* [What is being asked]:
Filter the lines below, copying only those with the string "Пресвятой".

* [Data listing]:
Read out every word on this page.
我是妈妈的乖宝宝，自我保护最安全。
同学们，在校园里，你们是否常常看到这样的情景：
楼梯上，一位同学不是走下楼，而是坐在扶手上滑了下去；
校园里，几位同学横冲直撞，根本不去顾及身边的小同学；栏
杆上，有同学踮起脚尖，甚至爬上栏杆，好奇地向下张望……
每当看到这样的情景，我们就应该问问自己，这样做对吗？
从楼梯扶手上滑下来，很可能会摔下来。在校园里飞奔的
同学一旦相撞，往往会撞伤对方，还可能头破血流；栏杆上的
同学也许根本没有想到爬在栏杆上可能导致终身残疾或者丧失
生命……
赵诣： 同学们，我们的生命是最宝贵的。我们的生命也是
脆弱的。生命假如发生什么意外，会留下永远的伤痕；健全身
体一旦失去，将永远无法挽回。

--

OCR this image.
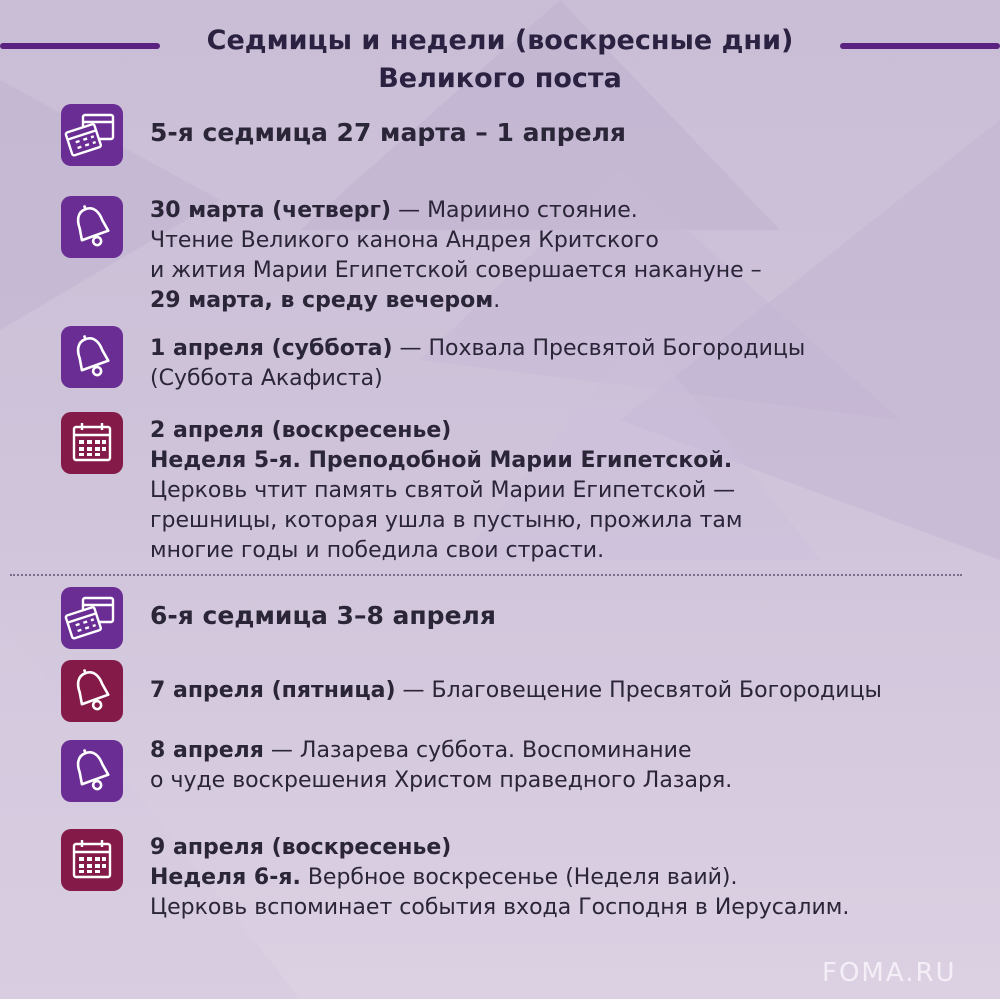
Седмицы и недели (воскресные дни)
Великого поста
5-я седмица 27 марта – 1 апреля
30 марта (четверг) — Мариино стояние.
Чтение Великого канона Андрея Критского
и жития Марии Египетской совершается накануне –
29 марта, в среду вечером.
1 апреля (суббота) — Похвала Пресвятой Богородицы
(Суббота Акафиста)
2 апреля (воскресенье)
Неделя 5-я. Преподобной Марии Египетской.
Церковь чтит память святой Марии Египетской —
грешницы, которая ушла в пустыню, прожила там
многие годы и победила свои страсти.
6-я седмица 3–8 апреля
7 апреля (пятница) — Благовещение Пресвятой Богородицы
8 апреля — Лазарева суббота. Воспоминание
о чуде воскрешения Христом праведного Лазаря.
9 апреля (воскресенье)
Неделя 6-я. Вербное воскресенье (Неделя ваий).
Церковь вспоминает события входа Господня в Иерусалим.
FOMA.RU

* [Result below]:
1 апреля (суббота) — Похвала Пресвятой Богородицы
7 апреля (пятница) — Благовещение Пресвятой Богородицы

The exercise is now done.